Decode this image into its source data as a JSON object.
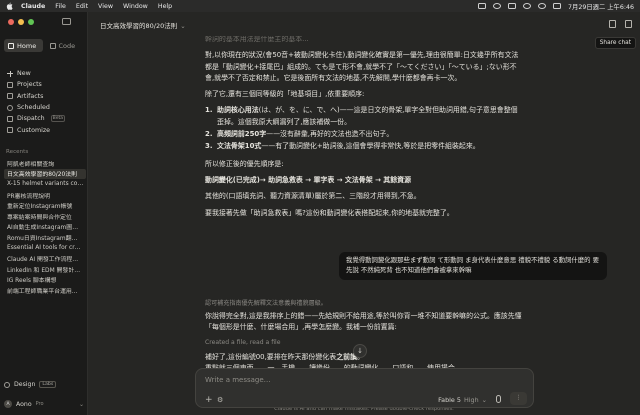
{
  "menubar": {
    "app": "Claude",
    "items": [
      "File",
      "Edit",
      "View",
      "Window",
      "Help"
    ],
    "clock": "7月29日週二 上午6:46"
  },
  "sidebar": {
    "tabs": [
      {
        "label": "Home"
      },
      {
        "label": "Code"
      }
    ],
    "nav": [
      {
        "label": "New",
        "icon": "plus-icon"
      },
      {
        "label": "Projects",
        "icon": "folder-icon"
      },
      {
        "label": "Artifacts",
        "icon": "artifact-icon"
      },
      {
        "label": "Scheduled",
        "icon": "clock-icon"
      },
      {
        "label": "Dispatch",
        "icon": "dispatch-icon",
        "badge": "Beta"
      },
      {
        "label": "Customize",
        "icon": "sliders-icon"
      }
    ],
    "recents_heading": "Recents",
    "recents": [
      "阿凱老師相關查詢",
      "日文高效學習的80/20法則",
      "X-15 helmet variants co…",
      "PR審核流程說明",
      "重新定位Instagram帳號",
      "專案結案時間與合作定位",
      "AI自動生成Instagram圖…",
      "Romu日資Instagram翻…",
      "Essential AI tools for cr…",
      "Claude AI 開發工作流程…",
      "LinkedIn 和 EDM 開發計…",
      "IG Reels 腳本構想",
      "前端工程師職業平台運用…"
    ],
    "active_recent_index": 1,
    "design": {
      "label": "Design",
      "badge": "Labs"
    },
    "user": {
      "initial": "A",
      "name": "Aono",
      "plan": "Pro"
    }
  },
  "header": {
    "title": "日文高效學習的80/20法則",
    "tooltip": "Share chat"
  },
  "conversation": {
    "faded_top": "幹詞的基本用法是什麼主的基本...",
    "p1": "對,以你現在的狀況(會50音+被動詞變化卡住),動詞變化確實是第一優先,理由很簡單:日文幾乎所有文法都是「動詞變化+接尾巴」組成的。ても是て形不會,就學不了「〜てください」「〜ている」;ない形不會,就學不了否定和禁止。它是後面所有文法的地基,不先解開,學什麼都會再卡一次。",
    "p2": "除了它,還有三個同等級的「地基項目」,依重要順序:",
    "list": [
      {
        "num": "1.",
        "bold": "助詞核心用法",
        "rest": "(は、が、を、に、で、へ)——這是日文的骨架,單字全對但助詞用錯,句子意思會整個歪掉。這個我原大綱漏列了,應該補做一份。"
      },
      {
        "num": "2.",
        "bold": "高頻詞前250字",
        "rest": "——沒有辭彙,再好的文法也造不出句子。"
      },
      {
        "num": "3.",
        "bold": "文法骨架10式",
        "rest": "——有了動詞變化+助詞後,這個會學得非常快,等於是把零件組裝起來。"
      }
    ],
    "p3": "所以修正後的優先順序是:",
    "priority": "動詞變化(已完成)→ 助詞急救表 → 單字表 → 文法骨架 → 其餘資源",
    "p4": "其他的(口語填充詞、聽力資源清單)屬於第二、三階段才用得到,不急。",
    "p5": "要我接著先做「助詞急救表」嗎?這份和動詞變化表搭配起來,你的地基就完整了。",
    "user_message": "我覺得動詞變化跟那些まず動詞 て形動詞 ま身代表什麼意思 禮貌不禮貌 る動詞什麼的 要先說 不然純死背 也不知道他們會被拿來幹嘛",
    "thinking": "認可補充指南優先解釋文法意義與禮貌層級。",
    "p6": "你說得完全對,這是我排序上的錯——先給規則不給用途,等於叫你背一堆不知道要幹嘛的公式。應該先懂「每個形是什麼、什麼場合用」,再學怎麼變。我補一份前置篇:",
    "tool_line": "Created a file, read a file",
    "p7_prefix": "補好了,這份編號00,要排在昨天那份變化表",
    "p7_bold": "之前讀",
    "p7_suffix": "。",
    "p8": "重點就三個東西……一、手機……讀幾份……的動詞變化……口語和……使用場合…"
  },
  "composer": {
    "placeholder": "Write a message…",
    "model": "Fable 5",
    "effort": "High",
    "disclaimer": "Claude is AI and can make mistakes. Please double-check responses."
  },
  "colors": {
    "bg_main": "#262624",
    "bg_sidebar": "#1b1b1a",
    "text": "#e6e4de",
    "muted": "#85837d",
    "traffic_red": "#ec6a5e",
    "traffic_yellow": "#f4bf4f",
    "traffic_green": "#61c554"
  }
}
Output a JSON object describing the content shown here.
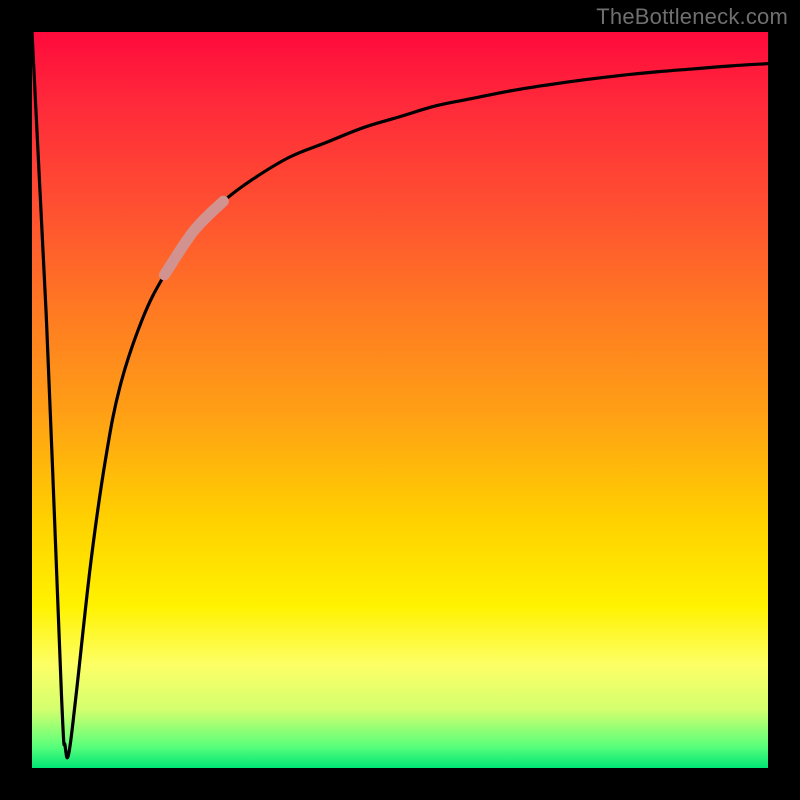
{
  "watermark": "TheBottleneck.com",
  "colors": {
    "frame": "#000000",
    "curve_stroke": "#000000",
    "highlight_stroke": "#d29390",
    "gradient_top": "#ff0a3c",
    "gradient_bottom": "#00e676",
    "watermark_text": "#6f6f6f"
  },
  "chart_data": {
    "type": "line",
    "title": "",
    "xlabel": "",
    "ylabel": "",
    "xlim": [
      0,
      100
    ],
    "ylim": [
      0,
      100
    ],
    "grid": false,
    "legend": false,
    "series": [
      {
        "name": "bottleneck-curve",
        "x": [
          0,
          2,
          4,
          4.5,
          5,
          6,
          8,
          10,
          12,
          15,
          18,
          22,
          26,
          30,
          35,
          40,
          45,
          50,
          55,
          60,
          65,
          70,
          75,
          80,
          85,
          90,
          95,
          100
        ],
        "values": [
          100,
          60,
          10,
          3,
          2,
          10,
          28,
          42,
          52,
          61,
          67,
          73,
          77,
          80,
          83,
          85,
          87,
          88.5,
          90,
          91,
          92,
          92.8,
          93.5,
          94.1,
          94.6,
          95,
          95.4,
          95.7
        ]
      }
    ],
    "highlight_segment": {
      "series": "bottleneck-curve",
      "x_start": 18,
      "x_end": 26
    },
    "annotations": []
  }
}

= = =

**Aim**
Go over the records above and tally each line that includes "object". Give the total by itself.

**Complete response**
2